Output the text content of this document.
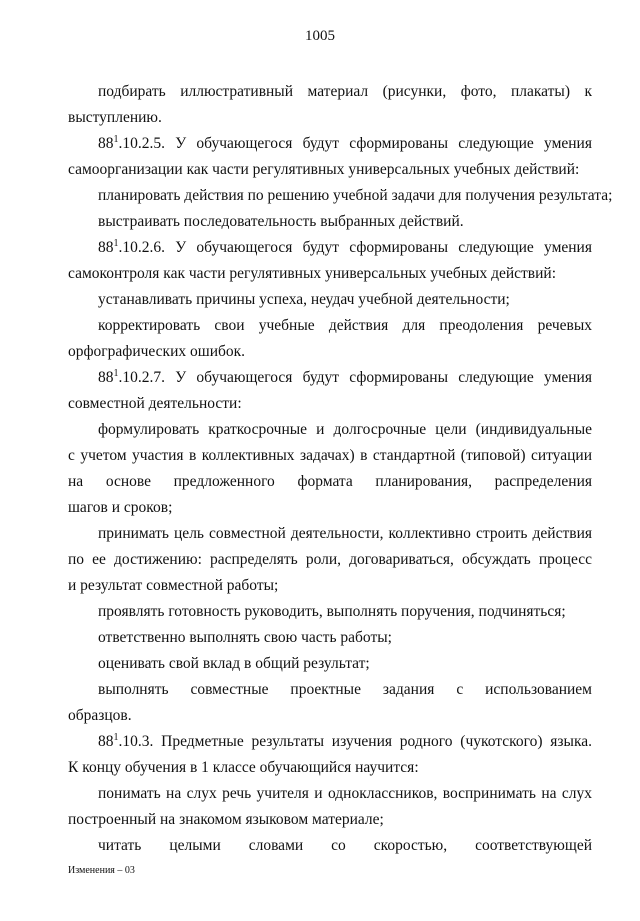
1005
подбирать иллюстративный материал (рисунки, фото, плакаты) к
выступлению.
$88^1.10.2.5$. У обучающегося будут сформированы следующие умения
самоорганизации как части регулятивных универсальных учебных действий:
планировать действия по решению учебной задачи для получения результата;
выстраивать последовательность выбранных действий.
$88^1.10.2.6$. У обучающегося будут сформированы следующие умения
самоконтроля как части регулятивных универсальных учебных действий:
устанавливать причины успеха, неудач учебной деятельности;
корректировать свои учебные действия для преодоления речевых
орфографических ошибок.
$88^1.10.2.7$. У обучающегося будут сформированы следующие умения
совместной деятельности:
формулировать краткосрочные и долгосрочные цели (индивидуальные
с учетом участия в коллективных задачах) в стандартной (типовой) ситуации
на основе предложенного формата планирования, распределения
шагов и сроков;
принимать цель совместной деятельности, коллективно строить действия
по ее достижению: распределять роли, договариваться, обсуждать процесс
и результат совместной работы;
проявлять готовность руководить, выполнять поручения, подчиняться;
ответственно выполнять свою часть работы;
оценивать свой вклад в общий результат;
выполнять совместные проектные задания с использованием
образцов.
$88^1.10.3$. Предметные результаты изучения родного (чукотского) языка.
К концу обучения в 1 классе обучающийся научится:
понимать на слух речь учителя и одноклассников, воспринимать на слух
построенный на знакомом языковом материале;
читать целыми словами со скоростью, соответствующей
Изменения – 03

● ● ●

The material above must be printed exactly, with its pictures left out.

Output the text content of this document.
1005
подбирать иллюстративный материал (рисунки, фото, плакаты) к
выступлению.
$88^1.10.2.5$. У обучающегося будут сформированы следующие умения
самоорганизации как части регулятивных универсальных учебных действий:
планировать действия по решению учебной задачи для получения результата;
выстраивать последовательность выбранных действий.
$88^1.10.2.6$. У обучающегося будут сформированы следующие умения
самоконтроля как части регулятивных универсальных учебных действий:
устанавливать причины успеха, неудач учебной деятельности;
корректировать свои учебные действия для преодоления речевых
орфографических ошибок.
$88^1.10.2.7$. У обучающегося будут сформированы следующие умения
совместной деятельности:
формулировать краткосрочные и долгосрочные цели (индивидуальные
с учетом участия в коллективных задачах) в стандартной (типовой) ситуации
на основе предложенного формата планирования, распределения
шагов и сроков;
принимать цель совместной деятельности, коллективно строить действия
по ее достижению: распределять роли, договариваться, обсуждать процесс
и результат совместной работы;
проявлять готовность руководить, выполнять поручения, подчиняться;
ответственно выполнять свою часть работы;
оценивать свой вклад в общий результат;
выполнять совместные проектные задания с использованием
образцов.
$88^1.10.3$. Предметные результаты изучения родного (чукотского) языка.
К концу обучения в 1 классе обучающийся научится:
понимать на слух речь учителя и одноклассников, воспринимать на слух
построенный на знакомом языковом материале;
читать целыми словами со скоростью, соответствующей
Изменения – 03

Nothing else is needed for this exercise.